* **TASK REQUIREMENTS**: The listing below should be written out exactly; please include all of it.

* START SUPPLIED MATERIAL *

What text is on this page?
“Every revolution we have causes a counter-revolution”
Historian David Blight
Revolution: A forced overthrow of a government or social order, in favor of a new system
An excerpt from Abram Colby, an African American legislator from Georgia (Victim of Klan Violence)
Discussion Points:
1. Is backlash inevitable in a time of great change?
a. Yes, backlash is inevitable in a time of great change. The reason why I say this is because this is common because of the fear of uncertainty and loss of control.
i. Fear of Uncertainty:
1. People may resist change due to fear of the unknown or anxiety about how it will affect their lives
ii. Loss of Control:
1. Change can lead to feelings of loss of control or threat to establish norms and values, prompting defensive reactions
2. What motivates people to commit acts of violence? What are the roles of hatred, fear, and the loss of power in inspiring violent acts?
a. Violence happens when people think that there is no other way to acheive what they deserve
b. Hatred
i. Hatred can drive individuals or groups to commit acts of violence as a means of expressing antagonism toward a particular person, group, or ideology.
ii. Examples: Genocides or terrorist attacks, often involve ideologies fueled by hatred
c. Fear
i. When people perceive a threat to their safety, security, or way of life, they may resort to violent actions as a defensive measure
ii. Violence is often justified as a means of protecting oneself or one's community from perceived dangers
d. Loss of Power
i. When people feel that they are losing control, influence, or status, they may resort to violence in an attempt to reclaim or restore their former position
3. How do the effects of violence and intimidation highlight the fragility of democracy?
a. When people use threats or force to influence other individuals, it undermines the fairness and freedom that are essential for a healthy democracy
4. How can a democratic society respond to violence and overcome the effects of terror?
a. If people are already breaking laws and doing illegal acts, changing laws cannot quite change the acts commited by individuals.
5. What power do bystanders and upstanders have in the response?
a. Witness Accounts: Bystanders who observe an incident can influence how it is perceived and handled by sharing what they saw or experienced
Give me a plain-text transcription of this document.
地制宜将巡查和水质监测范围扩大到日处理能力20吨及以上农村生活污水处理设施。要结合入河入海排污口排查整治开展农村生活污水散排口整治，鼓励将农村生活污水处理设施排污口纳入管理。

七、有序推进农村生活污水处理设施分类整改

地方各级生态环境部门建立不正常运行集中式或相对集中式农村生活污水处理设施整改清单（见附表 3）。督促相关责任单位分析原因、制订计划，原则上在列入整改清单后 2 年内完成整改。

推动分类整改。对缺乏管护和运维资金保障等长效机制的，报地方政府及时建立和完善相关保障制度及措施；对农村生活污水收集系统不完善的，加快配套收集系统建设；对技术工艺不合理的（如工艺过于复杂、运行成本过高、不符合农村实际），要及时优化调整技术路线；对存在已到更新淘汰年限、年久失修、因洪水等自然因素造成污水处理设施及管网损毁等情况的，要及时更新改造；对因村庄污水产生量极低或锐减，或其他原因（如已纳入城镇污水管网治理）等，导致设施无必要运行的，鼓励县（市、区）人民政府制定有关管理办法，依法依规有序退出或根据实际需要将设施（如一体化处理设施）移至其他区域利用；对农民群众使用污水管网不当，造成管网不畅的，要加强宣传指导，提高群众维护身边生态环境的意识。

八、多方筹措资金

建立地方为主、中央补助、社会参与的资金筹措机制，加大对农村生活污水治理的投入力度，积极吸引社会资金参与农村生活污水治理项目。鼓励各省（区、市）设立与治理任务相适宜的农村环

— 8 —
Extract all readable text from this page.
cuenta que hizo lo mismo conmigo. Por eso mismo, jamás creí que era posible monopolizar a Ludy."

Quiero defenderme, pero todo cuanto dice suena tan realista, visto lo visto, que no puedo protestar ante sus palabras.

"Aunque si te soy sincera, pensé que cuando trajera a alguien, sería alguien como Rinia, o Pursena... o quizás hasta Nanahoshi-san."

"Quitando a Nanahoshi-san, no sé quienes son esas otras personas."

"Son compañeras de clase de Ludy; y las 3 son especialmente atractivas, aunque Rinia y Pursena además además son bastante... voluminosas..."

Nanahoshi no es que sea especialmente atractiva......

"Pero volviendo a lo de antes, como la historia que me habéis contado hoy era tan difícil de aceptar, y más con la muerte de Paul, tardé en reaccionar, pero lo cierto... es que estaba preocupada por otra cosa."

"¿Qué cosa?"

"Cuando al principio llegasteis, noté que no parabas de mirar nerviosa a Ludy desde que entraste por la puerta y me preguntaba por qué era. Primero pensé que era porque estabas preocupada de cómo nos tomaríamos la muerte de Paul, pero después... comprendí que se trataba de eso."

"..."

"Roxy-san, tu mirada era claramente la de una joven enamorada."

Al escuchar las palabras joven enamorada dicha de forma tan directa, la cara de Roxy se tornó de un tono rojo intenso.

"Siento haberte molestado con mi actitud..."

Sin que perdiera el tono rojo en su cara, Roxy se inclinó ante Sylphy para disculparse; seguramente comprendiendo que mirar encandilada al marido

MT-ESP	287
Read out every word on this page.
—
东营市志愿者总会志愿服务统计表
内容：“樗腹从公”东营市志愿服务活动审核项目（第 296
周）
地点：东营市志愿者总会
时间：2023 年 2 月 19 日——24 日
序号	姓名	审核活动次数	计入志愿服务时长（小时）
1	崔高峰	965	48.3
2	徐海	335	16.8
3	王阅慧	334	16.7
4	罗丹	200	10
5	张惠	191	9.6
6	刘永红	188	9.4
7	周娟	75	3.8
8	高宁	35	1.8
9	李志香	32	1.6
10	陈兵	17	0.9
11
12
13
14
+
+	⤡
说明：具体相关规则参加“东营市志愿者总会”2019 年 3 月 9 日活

* END SUPPLIED MATERIAL *

* **FINISHED EXERCISE**:
What text is on this page?
“Every revolution we have causes a counter-revolution”
Historian David Blight
Revolution: A forced overthrow of a government or social order, in favor of a new system
An excerpt from Abram Colby, an African American legislator from Georgia (Victim of Klan Violence)
Discussion Points:
1. Is backlash inevitable in a time of great change?
a. Yes, backlash is inevitable in a time of great change. The reason why I say this is because this is common because of the fear of uncertainty and loss of control.
i. Fear of Uncertainty:
1. People may resist change due to fear of the unknown or anxiety about how it will affect their lives
ii. Loss of Control:
1. Change can lead to feelings of loss of control or threat to establish norms and values, prompting defensive reactions
2. What motivates people to commit acts of violence? What are the roles of hatred, fear, and the loss of power in inspiring violent acts?
a. Violence happens when people think that there is no other way to acheive what they deserve
b. Hatred
i. Hatred can drive individuals or groups to commit acts of violence as a means of expressing antagonism toward a particular person, group, or ideology.
ii. Examples: Genocides or terrorist attacks, often involve ideologies fueled by hatred
c. Fear
i. When people perceive a threat to their safety, security, or way of life, they may resort to violent actions as a defensive measure
ii. Violence is often justified as a means of protecting oneself or one's community from perceived dangers
d. Loss of Power
i. When people feel that they are losing control, influence, or status, they may resort to violence in an attempt to reclaim or restore their former position
3. How do the effects of violence and intimidation highlight the fragility of democracy?
a. When people use threats or force to influence other individuals, it undermines the fairness and freedom that are essential for a healthy democracy
4. How can a democratic society respond to violence and overcome the effects of terror?
a. If people are already breaking laws and doing illegal acts, changing laws cannot quite change the acts commited by individuals.
5. What power do bystanders and upstanders have in the response?
a. Witness Accounts: Bystanders who observe an incident can influence how it is perceived and handled by sharing what they saw or experienced
Give me a plain-text transcription of this document.
地制宜将巡查和水质监测范围扩大到日处理能力20吨及以上农村生活污水处理设施。要结合入河入海排污口排查整治开展农村生活污水散排口整治，鼓励将农村生活污水处理设施排污口纳入管理。

七、有序推进农村生活污水处理设施分类整改

地方各级生态环境部门建立不正常运行集中式或相对集中式农村生活污水处理设施整改清单（见附表 3）。督促相关责任单位分析原因、制订计划，原则上在列入整改清单后 2 年内完成整改。

推动分类整改。对缺乏管护和运维资金保障等长效机制的，报地方政府及时建立和完善相关保障制度及措施；对农村生活污水收集系统不完善的，加快配套收集系统建设；对技术工艺不合理的（如工艺过于复杂、运行成本过高、不符合农村实际），要及时优化调整技术路线；对存在已到更新淘汰年限、年久失修、因洪水等自然因素造成污水处理设施及管网损毁等情况的，要及时更新改造；对因村庄污水产生量极低或锐减，或其他原因（如已纳入城镇污水管网治理）等，导致设施无必要运行的，鼓励县（市、区）人民政府制定有关管理办法，依法依规有序退出或根据实际需要将设施（如一体化处理设施）移至其他区域利用；对农民群众使用污水管网不当，造成管网不畅的，要加强宣传指导，提高群众维护身边生态环境的意识。

八、多方筹措资金

建立地方为主、中央补助、社会参与的资金筹措机制，加大对农村生活污水治理的投入力度，积极吸引社会资金参与农村生活污水治理项目。鼓励各省（区、市）设立与治理任务相适宜的农村环

— 8 —
Extract all readable text from this page.
cuenta que hizo lo mismo conmigo. Por eso mismo, jamás creí que era posible monopolizar a Ludy."

Quiero defenderme, pero todo cuanto dice suena tan realista, visto lo visto, que no puedo protestar ante sus palabras.

"Aunque si te soy sincera, pensé que cuando trajera a alguien, sería alguien como Rinia, o Pursena... o quizás hasta Nanahoshi-san."

"Quitando a Nanahoshi-san, no sé quienes son esas otras personas."

"Son compañeras de clase de Ludy; y las 3 son especialmente atractivas, aunque Rinia y Pursena además además son bastante... voluminosas..."

Nanahoshi no es que sea especialmente atractiva......

"Pero volviendo a lo de antes, como la historia que me habéis contado hoy era tan difícil de aceptar, y más con la muerte de Paul, tardé en reaccionar, pero lo cierto... es que estaba preocupada por otra cosa."

"¿Qué cosa?"

"Cuando al principio llegasteis, noté que no parabas de mirar nerviosa a Ludy desde que entraste por la puerta y me preguntaba por qué era. Primero pensé que era porque estabas preocupada de cómo nos tomaríamos la muerte de Paul, pero después... comprendí que se trataba de eso."

"..."

"Roxy-san, tu mirada era claramente la de una joven enamorada."

Al escuchar las palabras joven enamorada dicha de forma tan directa, la cara de Roxy se tornó de un tono rojo intenso.

"Siento haberte molestado con mi actitud..."

Sin que perdiera el tono rojo en su cara, Roxy se inclinó ante Sylphy para disculparse; seguramente comprendiendo que mirar encandilada al marido

MT-ESP	287
Read out every word on this page.
—
东营市志愿者总会志愿服务统计表
内容：“樗腹从公”东营市志愿服务活动审核项目（第 296
周）
地点：东营市志愿者总会
时间：2023 年 2 月 19 日——24 日
序号	姓名	审核活动次数	计入志愿服务时长（小时）
1	崔高峰	965	48.3
2	徐海	335	16.8
3	王阅慧	334	16.7
4	罗丹	200	10
5	张惠	191	9.6
6	刘永红	188	9.4
7	周娟	75	3.8
8	高宁	35	1.8
9	李志香	32	1.6
10	陈兵	17	0.9
11
12
13
14
+
+	⤡
说明：具体相关规则参加“东营市志愿者总会”2019 年 3 月 9 日活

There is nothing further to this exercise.